Saved entries:
— start —
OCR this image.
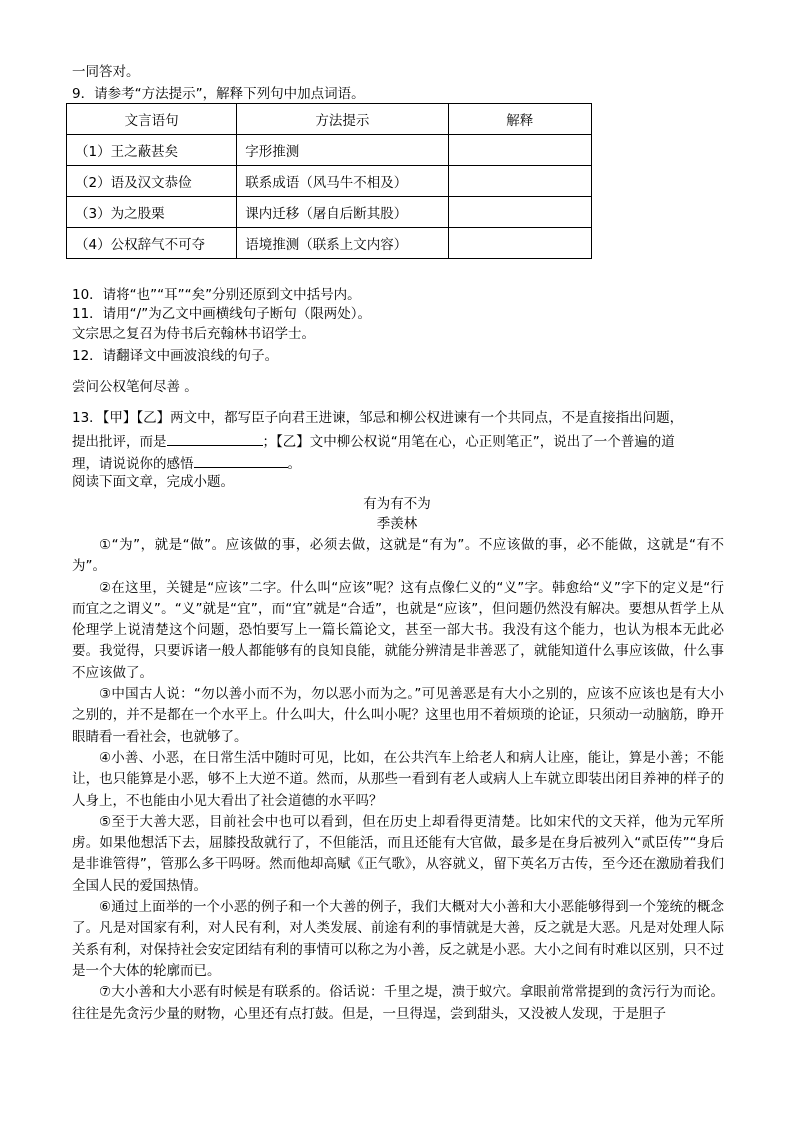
一同答对。
9．请参考“方法提示”，解释下列句中加点词语。
文言语句	方法提示	解释
（1）王之蔽甚矣	字形推测	
（2）语及汉文恭俭	联系成语（风马牛不相及）	
（3）为之股栗	课内迁移（屠自后断其股）	
（4）公权辞气不可夺	语境推测（联系上文内容）	
10．请将“也”“耳”“矣”分别还原到文中括号内。
11．请用“/”为乙文中画横线句子断句（限两处）。
文宗思之复召为侍书后充翰林书诏学士。
12．请翻译文中画波浪线的句子。
尝问公权笔何尽善 。
13．【甲】【乙】两文中，都写臣子向君王进谏，邹忌和柳公权进谏有一个共同点，不是直接指出问题，
提出批评，而是	；【乙】文中柳公权说“用笔在心，心正则笔正”，说出了一个普遍的道
理，请说说你的感悟	。
阅读下面文章，完成小题。
有为有不为
季羡林

①“为”，就是“做”。应该做的事，必须去做，这就是“有为”。不应该做的事，必不能做，这就是“有不为”。

②在这里，关键是“应该”二字。什么叫“应该”呢？这有点像仁义的“义”字。韩愈给“义”字下的定义是“行而宜之之谓义”。“义”就是“宜”，而“宜”就是“合适”，也就是“应该”，但问题仍然没有解决。要想从哲学上从伦理学上说清楚这个问题，恐怕要写上一篇长篇论文，甚至一部大书。我没有这个能力，也认为根本无此必要。我觉得，只要诉诸一般人都能够有的良知良能，就能分辨清是非善恶了，就能知道什么事应该做，什么事不应该做了。

③中国古人说：“勿以善小而不为，勿以恶小而为之。”可见善恶是有大小之别的，应该不应该也是有大小之别的，并不是都在一个水平上。什么叫大，什么叫小呢？这里也用不着烦琐的论证，只须动一动脑筋，睁开眼睛看一看社会，也就够了。

④小善、小恶，在日常生活中随时可见，比如，在公共汽车上给老人和病人让座，能让，算是小善；不能让，也只能算是小恶，够不上大逆不道。然而，从那些一看到有老人或病人上车就立即装出闭目养神的样子的人身上，不也能由小见大看出了社会道德的水平吗？

⑤至于大善大恶，目前社会中也可以看到，但在历史上却看得更清楚。比如宋代的文天祥，他为元军所虏。如果他想活下去，屈膝投敌就行了，不但能活，而且还能有大官做，最多是在身后被列入“贰臣传”“身后是非谁管得”，管那么多干吗呀。然而他却高赋《正气歌》，从容就义，留下英名万古传，至今还在激励着我们全国人民的爱国热情。

⑥通过上面举的一个小恶的例子和一个大善的例子，我们大概对大小善和大小恶能够得到一个笼统的概念了。凡是对国家有利，对人民有利，对人类发展、前途有利的事情就是大善，反之就是大恶。凡是对处理人际关系有利，对保持社会安定团结有利的事情可以称之为小善，反之就是小恶。大小之间有时难以区别，只不过是一个大体的轮廓而已。

⑦大小善和大小恶有时候是有联系的。俗话说：千里之堤，溃于蚁穴。拿眼前常常提到的贪污行为而论。往往是先贪污少量的财物，心里还有点打鼓。但是，一旦得逞，尝到甜头，又没被人发现，于是胆子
— end —
Could you reproduce every record above exactly, leaving out the pictures?

OCR this image.
一同答对。
9．请参考“方法提示”，解释下列句中加点词语。
文言语句	方法提示	解释
（1）王之蔽甚矣	字形推测	
（2）语及汉文恭俭	联系成语（风马牛不相及）	
（3）为之股栗	课内迁移（屠自后断其股）	
（4）公权辞气不可夺	语境推测（联系上文内容）	
10．请将“也”“耳”“矣”分别还原到文中括号内。
11．请用“/”为乙文中画横线句子断句（限两处）。
文宗思之复召为侍书后充翰林书诏学士。
12．请翻译文中画波浪线的句子。
尝问公权笔何尽善 。
13．【甲】【乙】两文中，都写臣子向君王进谏，邹忌和柳公权进谏有一个共同点，不是直接指出问题，
提出批评，而是	；【乙】文中柳公权说“用笔在心，心正则笔正”，说出了一个普遍的道
理，请说说你的感悟	。
阅读下面文章，完成小题。
有为有不为
季羡林

①“为”，就是“做”。应该做的事，必须去做，这就是“有为”。不应该做的事，必不能做，这就是“有不为”。

②在这里，关键是“应该”二字。什么叫“应该”呢？这有点像仁义的“义”字。韩愈给“义”字下的定义是“行而宜之之谓义”。“义”就是“宜”，而“宜”就是“合适”，也就是“应该”，但问题仍然没有解决。要想从哲学上从伦理学上说清楚这个问题，恐怕要写上一篇长篇论文，甚至一部大书。我没有这个能力，也认为根本无此必要。我觉得，只要诉诸一般人都能够有的良知良能，就能分辨清是非善恶了，就能知道什么事应该做，什么事不应该做了。

③中国古人说：“勿以善小而不为，勿以恶小而为之。”可见善恶是有大小之别的，应该不应该也是有大小之别的，并不是都在一个水平上。什么叫大，什么叫小呢？这里也用不着烦琐的论证，只须动一动脑筋，睁开眼睛看一看社会，也就够了。

④小善、小恶，在日常生活中随时可见，比如，在公共汽车上给老人和病人让座，能让，算是小善；不能让，也只能算是小恶，够不上大逆不道。然而，从那些一看到有老人或病人上车就立即装出闭目养神的样子的人身上，不也能由小见大看出了社会道德的水平吗？

⑤至于大善大恶，目前社会中也可以看到，但在历史上却看得更清楚。比如宋代的文天祥，他为元军所虏。如果他想活下去，屈膝投敌就行了，不但能活，而且还能有大官做，最多是在身后被列入“贰臣传”“身后是非谁管得”，管那么多干吗呀。然而他却高赋《正气歌》，从容就义，留下英名万古传，至今还在激励着我们全国人民的爱国热情。

⑥通过上面举的一个小恶的例子和一个大善的例子，我们大概对大小善和大小恶能够得到一个笼统的概念了。凡是对国家有利，对人民有利，对人类发展、前途有利的事情就是大善，反之就是大恶。凡是对处理人际关系有利，对保持社会安定团结有利的事情可以称之为小善，反之就是小恶。大小之间有时难以区别，只不过是一个大体的轮廓而已。

⑦大小善和大小恶有时候是有联系的。俗话说：千里之堤，溃于蚁穴。拿眼前常常提到的贪污行为而论。往往是先贪污少量的财物，心里还有点打鼓。但是，一旦得逞，尝到甜头，又没被人发现，于是胆子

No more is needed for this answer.